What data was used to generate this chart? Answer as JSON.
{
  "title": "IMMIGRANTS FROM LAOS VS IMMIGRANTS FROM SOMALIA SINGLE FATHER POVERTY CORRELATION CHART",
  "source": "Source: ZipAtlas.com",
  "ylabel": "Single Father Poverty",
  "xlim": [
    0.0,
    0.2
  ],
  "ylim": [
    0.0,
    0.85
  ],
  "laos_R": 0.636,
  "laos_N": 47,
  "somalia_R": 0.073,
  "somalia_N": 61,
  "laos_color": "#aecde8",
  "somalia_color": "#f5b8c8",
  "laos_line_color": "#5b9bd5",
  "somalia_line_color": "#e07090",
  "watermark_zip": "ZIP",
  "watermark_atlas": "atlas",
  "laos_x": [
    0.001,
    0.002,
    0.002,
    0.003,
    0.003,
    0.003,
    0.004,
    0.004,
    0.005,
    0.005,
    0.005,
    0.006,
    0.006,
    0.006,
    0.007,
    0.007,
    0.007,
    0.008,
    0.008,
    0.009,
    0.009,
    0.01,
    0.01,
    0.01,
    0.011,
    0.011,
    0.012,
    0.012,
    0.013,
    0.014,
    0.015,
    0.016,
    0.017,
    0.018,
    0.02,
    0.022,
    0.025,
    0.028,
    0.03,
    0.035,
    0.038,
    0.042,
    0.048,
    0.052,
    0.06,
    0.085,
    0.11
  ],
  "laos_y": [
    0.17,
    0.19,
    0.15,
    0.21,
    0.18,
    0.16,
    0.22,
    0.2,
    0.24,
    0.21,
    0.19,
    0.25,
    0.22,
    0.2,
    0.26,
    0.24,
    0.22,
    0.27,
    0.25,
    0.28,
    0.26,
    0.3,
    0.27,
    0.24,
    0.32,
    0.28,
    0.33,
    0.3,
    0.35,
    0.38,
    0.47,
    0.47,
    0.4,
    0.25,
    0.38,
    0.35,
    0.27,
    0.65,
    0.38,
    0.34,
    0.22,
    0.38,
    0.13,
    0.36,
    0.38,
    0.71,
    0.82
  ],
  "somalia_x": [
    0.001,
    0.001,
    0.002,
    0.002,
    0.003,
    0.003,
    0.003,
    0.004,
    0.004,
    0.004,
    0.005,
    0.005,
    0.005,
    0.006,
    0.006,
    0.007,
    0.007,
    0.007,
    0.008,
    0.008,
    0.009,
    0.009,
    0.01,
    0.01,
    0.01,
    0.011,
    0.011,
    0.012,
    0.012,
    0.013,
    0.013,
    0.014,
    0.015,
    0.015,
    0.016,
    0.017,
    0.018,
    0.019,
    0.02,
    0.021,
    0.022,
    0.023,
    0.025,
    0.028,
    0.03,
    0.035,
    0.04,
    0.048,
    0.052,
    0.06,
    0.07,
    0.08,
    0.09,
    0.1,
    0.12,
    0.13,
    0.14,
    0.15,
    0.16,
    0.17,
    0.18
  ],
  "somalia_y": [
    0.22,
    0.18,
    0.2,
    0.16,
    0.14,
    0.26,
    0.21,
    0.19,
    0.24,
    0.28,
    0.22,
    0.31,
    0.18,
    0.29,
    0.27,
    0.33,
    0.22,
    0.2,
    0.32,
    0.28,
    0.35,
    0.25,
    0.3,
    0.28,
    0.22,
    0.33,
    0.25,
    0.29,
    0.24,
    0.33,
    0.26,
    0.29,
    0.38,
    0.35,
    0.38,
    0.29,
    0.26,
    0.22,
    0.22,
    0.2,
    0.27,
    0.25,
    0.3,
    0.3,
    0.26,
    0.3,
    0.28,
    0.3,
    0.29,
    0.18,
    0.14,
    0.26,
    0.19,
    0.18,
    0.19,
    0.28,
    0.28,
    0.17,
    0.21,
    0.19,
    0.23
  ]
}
◆ ◆ ◆ ◆ ◆ ◆ ◆
### REQUIREMENTS
From the listing above, extract all records word for word.

### THE COMPLETED TASK
What data was used to generate this chart? Answer as JSON.
{
  "title": "IMMIGRANTS FROM LAOS VS IMMIGRANTS FROM SOMALIA SINGLE FATHER POVERTY CORRELATION CHART",
  "source": "Source: ZipAtlas.com",
  "ylabel": "Single Father Poverty",
  "xlim": [
    0.0,
    0.2
  ],
  "ylim": [
    0.0,
    0.85
  ],
  "laos_R": 0.636,
  "laos_N": 47,
  "somalia_R": 0.073,
  "somalia_N": 61,
  "laos_color": "#aecde8",
  "somalia_color": "#f5b8c8",
  "laos_line_color": "#5b9bd5",
  "somalia_line_color": "#e07090",
  "watermark_zip": "ZIP",
  "watermark_atlas": "atlas",
  "laos_x": [
    0.001,
    0.002,
    0.002,
    0.003,
    0.003,
    0.003,
    0.004,
    0.004,
    0.005,
    0.005,
    0.005,
    0.006,
    0.006,
    0.006,
    0.007,
    0.007,
    0.007,
    0.008,
    0.008,
    0.009,
    0.009,
    0.01,
    0.01,
    0.01,
    0.011,
    0.011,
    0.012,
    0.012,
    0.013,
    0.014,
    0.015,
    0.016,
    0.017,
    0.018,
    0.02,
    0.022,
    0.025,
    0.028,
    0.03,
    0.035,
    0.038,
    0.042,
    0.048,
    0.052,
    0.06,
    0.085,
    0.11
  ],
  "laos_y": [
    0.17,
    0.19,
    0.15,
    0.21,
    0.18,
    0.16,
    0.22,
    0.2,
    0.24,
    0.21,
    0.19,
    0.25,
    0.22,
    0.2,
    0.26,
    0.24,
    0.22,
    0.27,
    0.25,
    0.28,
    0.26,
    0.3,
    0.27,
    0.24,
    0.32,
    0.28,
    0.33,
    0.3,
    0.35,
    0.38,
    0.47,
    0.47,
    0.4,
    0.25,
    0.38,
    0.35,
    0.27,
    0.65,
    0.38,
    0.34,
    0.22,
    0.38,
    0.13,
    0.36,
    0.38,
    0.71,
    0.82
  ],
  "somalia_x": [
    0.001,
    0.001,
    0.002,
    0.002,
    0.003,
    0.003,
    0.003,
    0.004,
    0.004,
    0.004,
    0.005,
    0.005,
    0.005,
    0.006,
    0.006,
    0.007,
    0.007,
    0.007,
    0.008,
    0.008,
    0.009,
    0.009,
    0.01,
    0.01,
    0.01,
    0.011,
    0.011,
    0.012,
    0.012,
    0.013,
    0.013,
    0.014,
    0.015,
    0.015,
    0.016,
    0.017,
    0.018,
    0.019,
    0.02,
    0.021,
    0.022,
    0.023,
    0.025,
    0.028,
    0.03,
    0.035,
    0.04,
    0.048,
    0.052,
    0.06,
    0.07,
    0.08,
    0.09,
    0.1,
    0.12,
    0.13,
    0.14,
    0.15,
    0.16,
    0.17,
    0.18
  ],
  "somalia_y": [
    0.22,
    0.18,
    0.2,
    0.16,
    0.14,
    0.26,
    0.21,
    0.19,
    0.24,
    0.28,
    0.22,
    0.31,
    0.18,
    0.29,
    0.27,
    0.33,
    0.22,
    0.2,
    0.32,
    0.28,
    0.35,
    0.25,
    0.3,
    0.28,
    0.22,
    0.33,
    0.25,
    0.29,
    0.24,
    0.33,
    0.26,
    0.29,
    0.38,
    0.35,
    0.38,
    0.29,
    0.26,
    0.22,
    0.22,
    0.2,
    0.27,
    0.25,
    0.3,
    0.3,
    0.26,
    0.3,
    0.28,
    0.3,
    0.29,
    0.18,
    0.14,
    0.26,
    0.19,
    0.18,
    0.19,
    0.28,
    0.28,
    0.17,
    0.21,
    0.19,
    0.23
  ]
}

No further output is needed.